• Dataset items
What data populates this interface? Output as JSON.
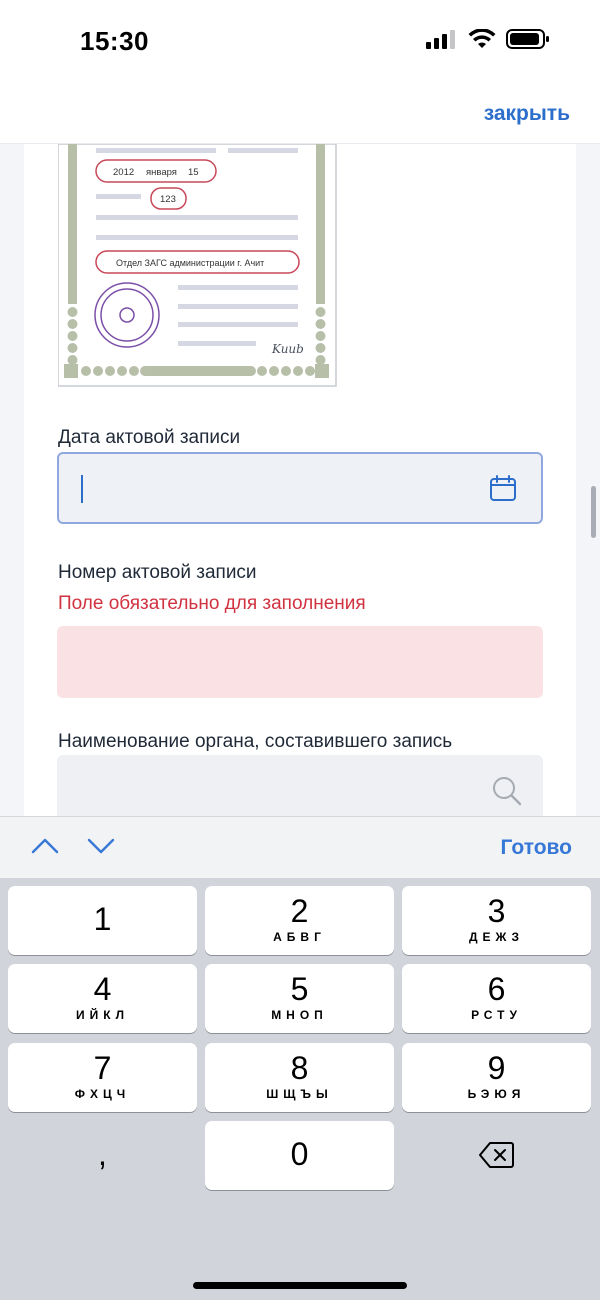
{
  "status_bar": {
    "time": "15:30"
  },
  "header": {
    "close_label": "закрыть"
  },
  "document": {
    "date_year": "2012",
    "date_month": "января",
    "date_day": "15",
    "record_number": "123",
    "issuer": "Отдел ЗАГС администрации г. Ачит",
    "signature": "Kuub"
  },
  "form": {
    "date_field": {
      "label": "Дата актовой записи",
      "value": ""
    },
    "number_field": {
      "label": "Номер актовой записи",
      "error": "Поле обязательно для заполнения",
      "value": ""
    },
    "org_field": {
      "label": "Наименование органа, составившего запись",
      "value": ""
    }
  },
  "keyboard_toolbar": {
    "done_label": "Готово"
  },
  "keyboard": {
    "keys": [
      {
        "digit": "1",
        "letters": ""
      },
      {
        "digit": "2",
        "letters": "АБВГ"
      },
      {
        "digit": "3",
        "letters": "ДЕЖЗ"
      },
      {
        "digit": "4",
        "letters": "ИЙКЛ"
      },
      {
        "digit": "5",
        "letters": "МНОП"
      },
      {
        "digit": "6",
        "letters": "РСТУ"
      },
      {
        "digit": "7",
        "letters": "ФХЦЧ"
      },
      {
        "digit": "8",
        "letters": "ШЩЪЫ"
      },
      {
        "digit": "9",
        "letters": "ЬЭЮЯ"
      },
      {
        "digit": ",",
        "letters": ""
      },
      {
        "digit": "0",
        "letters": ""
      }
    ]
  },
  "colors": {
    "accent": "#2c6ecb",
    "error": "#d1323f",
    "error_bg": "#f9e1e4",
    "document_frame": "#b8bfa9",
    "seal": "#7b4fa8",
    "stamp_outline": "#c8485a"
  }
}
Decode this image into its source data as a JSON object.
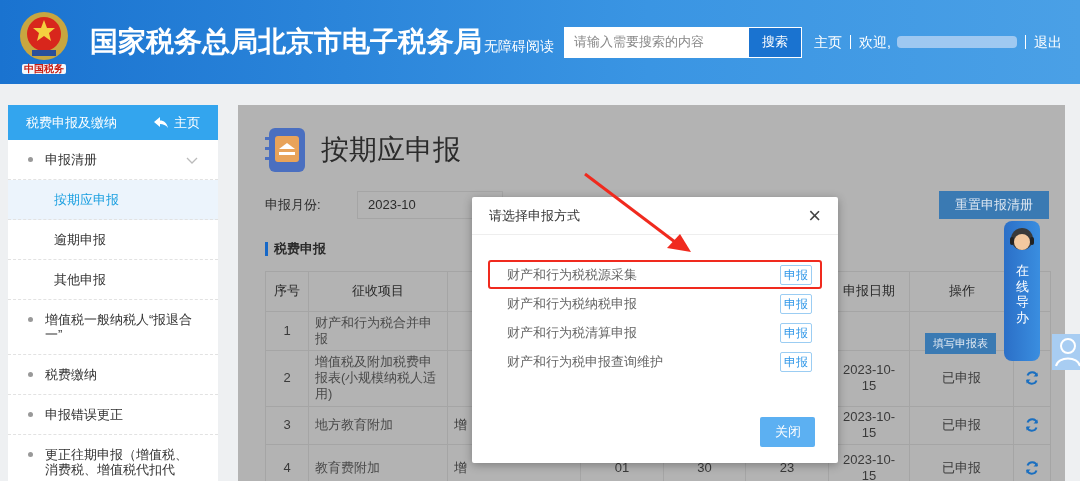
{
  "header": {
    "logo_caption": "中国税务",
    "title": "国家税务总局北京市电子税务局",
    "accessibility_link": "无障碍阅读",
    "search": {
      "placeholder": "请输入需要搜索的内容",
      "button": "搜索"
    },
    "nav": [
      {
        "kind": "link",
        "label": "主页"
      },
      {
        "kind": "welcome",
        "label": "欢迎,"
      },
      {
        "kind": "link",
        "label": "退出"
      }
    ]
  },
  "sidebar": {
    "title": "税费申报及缴纳",
    "home_link": "主页",
    "items": [
      {
        "label": "申报清册",
        "expanded": true,
        "children": [
          {
            "label": "按期应申报",
            "selected": true
          },
          {
            "label": "逾期申报",
            "selected": false
          },
          {
            "label": "其他申报",
            "selected": false
          }
        ]
      },
      {
        "label": "增值税一般纳税人“报退合一”",
        "expanded": false
      },
      {
        "label": "税费缴纳",
        "expanded": false
      },
      {
        "label": "申报错误更正",
        "expanded": false
      },
      {
        "label": "更正往期申报（增值税、消费税、增值税代扣代",
        "expanded": false
      }
    ]
  },
  "page": {
    "title": "按期应申报",
    "month_label": "申报月份:",
    "month_value": "2023-10",
    "reset_button": "重置申报清册",
    "section_title": "税费申报",
    "table": {
      "columns": [
        "序号",
        "征收项目",
        "",
        "",
        "",
        "",
        "申报日期",
        "操作",
        ""
      ],
      "rows": [
        {
          "cells": [
            "1",
            "财产和行为税合并申报",
            "",
            "",
            "",
            "",
            "",
            ""
          ],
          "action": {
            "kind": "button",
            "label": "填写申报表"
          }
        },
        {
          "cells": [
            "2",
            "增值税及附加税费申报表(小规模纳税人适用)",
            "",
            "",
            "",
            "",
            "2023-10-15",
            "已申报"
          ],
          "action": {
            "kind": "refresh"
          }
        },
        {
          "cells": [
            "3",
            "地方教育附加",
            "增",
            "",
            "",
            "",
            "2023-10-15",
            "已申报"
          ],
          "action": {
            "kind": "refresh"
          }
        },
        {
          "cells": [
            "4",
            "教育费附加",
            "增",
            "01",
            "30",
            "23",
            "2023-10-15",
            "已申报"
          ],
          "action": {
            "kind": "refresh"
          }
        }
      ]
    }
  },
  "modal": {
    "title": "请选择申报方式",
    "close_symbol": "×",
    "options": [
      {
        "label": "财产和行为税税源采集",
        "button": "申报",
        "highlighted": true
      },
      {
        "label": "财产和行为税纳税申报",
        "button": "申报",
        "highlighted": false
      },
      {
        "label": "财产和行为税清算申报",
        "button": "申报",
        "highlighted": false
      },
      {
        "label": "财产和行为税申报查询维护",
        "button": "申报",
        "highlighted": false
      }
    ],
    "close_button": "关闭"
  },
  "guide_widget": {
    "label": "在线导办"
  }
}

• What you need to do
Copy every line of the data that holds the string "true".

• Finished task
        "expanded": true,
            "selected": true
        "highlighted": true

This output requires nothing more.